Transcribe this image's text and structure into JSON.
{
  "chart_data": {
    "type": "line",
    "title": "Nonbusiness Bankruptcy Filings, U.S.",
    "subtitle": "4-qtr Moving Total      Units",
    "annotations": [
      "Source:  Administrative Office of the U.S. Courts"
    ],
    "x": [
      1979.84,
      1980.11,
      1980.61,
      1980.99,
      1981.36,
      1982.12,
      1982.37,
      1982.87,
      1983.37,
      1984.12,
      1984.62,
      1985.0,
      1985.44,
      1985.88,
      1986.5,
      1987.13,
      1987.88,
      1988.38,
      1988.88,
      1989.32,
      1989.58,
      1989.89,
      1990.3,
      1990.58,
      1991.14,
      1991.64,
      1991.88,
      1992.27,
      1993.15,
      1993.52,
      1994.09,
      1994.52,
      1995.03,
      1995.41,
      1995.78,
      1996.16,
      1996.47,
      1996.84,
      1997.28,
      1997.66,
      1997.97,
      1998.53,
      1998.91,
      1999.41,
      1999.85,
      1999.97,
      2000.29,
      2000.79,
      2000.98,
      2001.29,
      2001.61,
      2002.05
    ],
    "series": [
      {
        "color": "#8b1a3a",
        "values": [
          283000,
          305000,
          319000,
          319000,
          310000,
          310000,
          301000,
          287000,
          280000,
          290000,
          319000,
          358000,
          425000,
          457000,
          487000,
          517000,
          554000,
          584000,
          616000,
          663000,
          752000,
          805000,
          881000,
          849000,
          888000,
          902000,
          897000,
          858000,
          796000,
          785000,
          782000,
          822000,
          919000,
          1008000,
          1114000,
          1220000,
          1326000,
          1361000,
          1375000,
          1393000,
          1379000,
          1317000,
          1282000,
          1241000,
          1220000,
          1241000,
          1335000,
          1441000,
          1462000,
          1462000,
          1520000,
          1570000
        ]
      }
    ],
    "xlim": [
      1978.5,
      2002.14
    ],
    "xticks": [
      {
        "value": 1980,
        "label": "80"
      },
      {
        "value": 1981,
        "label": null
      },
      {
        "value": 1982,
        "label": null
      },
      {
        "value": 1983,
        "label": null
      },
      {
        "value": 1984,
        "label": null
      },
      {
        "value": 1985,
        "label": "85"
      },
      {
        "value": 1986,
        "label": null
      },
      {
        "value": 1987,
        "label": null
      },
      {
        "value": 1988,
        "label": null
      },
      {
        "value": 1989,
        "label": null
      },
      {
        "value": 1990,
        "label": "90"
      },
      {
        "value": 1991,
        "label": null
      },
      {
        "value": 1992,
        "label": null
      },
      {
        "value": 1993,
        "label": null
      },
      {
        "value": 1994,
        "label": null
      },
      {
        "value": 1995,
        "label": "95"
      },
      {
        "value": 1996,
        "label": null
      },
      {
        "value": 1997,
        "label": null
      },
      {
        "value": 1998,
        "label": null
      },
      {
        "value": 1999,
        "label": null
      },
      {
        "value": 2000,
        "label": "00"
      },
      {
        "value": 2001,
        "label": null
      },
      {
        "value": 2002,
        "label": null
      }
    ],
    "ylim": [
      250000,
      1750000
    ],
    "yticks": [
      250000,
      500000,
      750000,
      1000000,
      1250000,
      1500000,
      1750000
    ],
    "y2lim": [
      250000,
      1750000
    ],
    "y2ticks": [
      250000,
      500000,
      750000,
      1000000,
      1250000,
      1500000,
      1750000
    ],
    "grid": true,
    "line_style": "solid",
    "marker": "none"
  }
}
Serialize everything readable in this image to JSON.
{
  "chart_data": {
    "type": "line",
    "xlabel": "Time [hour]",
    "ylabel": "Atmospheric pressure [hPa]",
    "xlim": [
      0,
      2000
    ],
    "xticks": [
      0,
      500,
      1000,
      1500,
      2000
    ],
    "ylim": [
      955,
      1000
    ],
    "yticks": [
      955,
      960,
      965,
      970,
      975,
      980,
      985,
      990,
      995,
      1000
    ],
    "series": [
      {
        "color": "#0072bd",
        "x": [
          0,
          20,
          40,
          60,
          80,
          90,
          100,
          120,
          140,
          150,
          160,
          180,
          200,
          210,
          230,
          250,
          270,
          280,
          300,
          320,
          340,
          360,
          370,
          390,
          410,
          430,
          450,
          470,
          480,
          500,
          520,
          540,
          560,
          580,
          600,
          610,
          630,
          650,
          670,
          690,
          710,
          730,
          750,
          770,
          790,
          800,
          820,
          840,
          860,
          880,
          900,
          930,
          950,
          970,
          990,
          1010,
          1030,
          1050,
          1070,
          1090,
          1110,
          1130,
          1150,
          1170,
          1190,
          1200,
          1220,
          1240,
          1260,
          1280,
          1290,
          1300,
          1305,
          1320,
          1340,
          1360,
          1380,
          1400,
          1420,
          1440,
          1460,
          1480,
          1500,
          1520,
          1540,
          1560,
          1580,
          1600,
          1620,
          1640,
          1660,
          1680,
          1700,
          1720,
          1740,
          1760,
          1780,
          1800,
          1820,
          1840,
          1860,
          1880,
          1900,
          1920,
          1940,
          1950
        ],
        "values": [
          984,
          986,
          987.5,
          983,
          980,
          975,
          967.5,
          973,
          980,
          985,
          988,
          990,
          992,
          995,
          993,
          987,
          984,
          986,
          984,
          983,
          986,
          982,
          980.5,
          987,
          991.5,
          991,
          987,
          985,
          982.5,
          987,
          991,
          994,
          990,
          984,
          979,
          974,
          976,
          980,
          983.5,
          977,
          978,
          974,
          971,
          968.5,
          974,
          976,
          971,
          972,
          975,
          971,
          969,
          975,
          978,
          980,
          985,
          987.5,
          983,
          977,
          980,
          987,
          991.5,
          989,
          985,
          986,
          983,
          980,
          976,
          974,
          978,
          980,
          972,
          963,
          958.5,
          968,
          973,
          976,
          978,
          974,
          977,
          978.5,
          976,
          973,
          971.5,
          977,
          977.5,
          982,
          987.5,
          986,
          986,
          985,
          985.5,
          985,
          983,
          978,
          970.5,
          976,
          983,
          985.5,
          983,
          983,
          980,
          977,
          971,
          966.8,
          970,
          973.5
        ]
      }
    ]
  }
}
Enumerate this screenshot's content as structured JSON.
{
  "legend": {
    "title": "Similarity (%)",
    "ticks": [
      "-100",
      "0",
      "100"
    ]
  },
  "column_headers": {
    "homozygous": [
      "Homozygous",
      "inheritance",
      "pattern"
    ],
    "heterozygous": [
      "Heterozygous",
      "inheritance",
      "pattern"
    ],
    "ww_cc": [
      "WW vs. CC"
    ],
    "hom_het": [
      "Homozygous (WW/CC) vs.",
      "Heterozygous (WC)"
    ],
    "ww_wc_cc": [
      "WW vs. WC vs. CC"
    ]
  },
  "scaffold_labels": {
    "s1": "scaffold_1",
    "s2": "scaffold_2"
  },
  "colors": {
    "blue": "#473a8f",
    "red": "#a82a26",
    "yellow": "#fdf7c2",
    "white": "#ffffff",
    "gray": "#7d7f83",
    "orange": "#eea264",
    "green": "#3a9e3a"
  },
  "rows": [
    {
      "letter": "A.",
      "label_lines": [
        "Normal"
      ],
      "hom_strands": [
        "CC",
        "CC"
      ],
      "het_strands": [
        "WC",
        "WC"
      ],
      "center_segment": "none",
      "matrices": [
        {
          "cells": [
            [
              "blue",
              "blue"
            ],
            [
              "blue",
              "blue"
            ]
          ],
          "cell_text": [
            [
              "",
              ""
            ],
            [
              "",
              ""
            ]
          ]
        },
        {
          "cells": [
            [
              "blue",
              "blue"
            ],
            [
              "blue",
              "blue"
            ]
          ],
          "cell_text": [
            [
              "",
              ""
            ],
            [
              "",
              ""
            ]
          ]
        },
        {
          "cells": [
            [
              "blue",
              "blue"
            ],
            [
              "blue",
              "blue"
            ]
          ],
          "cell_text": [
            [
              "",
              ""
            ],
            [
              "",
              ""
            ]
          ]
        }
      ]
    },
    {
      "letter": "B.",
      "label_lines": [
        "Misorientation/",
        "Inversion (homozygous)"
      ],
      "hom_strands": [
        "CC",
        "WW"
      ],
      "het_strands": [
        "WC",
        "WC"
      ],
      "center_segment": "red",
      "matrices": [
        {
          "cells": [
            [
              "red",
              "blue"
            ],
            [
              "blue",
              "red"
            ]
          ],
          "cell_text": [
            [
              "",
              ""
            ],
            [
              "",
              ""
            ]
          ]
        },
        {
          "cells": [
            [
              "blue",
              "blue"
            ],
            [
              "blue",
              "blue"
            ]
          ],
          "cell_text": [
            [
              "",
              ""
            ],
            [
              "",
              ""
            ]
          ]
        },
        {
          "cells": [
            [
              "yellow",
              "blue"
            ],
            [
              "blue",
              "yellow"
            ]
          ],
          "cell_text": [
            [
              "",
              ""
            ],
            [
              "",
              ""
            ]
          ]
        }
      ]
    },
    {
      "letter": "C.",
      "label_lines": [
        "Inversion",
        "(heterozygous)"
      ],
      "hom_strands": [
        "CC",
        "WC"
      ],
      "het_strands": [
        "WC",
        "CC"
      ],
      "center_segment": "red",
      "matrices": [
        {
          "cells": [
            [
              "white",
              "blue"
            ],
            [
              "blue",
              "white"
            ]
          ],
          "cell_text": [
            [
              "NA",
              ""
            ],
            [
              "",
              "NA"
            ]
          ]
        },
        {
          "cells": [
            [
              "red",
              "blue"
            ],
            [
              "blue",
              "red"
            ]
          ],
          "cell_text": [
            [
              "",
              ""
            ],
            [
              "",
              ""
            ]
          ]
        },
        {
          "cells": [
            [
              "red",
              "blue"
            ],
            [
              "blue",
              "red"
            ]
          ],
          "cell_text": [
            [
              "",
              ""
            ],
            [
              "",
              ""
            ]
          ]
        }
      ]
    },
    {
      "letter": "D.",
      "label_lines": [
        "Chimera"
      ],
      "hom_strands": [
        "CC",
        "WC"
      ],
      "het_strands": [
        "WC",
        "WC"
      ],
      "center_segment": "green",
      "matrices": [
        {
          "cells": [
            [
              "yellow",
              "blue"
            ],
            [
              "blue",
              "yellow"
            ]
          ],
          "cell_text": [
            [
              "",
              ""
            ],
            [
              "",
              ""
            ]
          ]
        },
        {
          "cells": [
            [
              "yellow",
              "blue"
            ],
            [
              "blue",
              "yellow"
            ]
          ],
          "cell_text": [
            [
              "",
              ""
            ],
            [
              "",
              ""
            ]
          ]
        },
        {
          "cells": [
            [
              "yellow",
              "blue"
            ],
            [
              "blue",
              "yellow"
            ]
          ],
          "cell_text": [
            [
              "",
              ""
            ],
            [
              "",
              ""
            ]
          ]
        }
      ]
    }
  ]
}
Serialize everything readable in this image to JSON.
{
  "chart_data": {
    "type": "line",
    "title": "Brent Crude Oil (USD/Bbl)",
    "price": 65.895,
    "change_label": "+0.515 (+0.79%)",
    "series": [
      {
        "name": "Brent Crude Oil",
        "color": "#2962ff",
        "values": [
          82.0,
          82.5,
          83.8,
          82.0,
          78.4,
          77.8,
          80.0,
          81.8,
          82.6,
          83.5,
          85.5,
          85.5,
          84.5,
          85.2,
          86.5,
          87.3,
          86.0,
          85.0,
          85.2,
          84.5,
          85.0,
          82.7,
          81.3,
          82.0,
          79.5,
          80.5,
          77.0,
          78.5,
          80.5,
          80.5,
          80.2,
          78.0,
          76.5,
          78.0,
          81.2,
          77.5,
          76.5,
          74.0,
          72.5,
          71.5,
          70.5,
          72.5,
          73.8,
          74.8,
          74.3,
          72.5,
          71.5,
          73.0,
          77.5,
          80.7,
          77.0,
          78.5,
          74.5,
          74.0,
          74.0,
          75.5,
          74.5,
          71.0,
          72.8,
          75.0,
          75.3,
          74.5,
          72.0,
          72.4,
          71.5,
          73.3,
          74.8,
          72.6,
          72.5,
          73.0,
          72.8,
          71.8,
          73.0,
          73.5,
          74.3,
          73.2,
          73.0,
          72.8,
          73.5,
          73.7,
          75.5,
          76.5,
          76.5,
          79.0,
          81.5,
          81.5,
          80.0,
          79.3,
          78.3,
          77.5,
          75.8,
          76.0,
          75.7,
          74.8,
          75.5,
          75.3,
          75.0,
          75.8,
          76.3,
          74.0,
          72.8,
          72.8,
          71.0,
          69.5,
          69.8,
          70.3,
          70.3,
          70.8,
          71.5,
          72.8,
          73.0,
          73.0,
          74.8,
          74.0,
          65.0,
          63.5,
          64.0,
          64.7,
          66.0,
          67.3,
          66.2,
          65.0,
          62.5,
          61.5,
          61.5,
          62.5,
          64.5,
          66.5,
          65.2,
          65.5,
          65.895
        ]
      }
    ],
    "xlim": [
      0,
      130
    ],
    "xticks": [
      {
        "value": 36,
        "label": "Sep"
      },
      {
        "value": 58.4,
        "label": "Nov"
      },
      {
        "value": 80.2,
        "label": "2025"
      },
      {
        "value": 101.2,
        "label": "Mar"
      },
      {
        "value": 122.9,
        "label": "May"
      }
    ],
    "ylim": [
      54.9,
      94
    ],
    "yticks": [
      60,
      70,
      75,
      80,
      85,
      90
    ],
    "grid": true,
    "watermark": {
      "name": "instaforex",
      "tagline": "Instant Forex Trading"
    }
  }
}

--------------------------------------------------

### [Task to carry out]
Tally the lines in this data that hold the word "name" and state only the count.

### [Expected answer]
2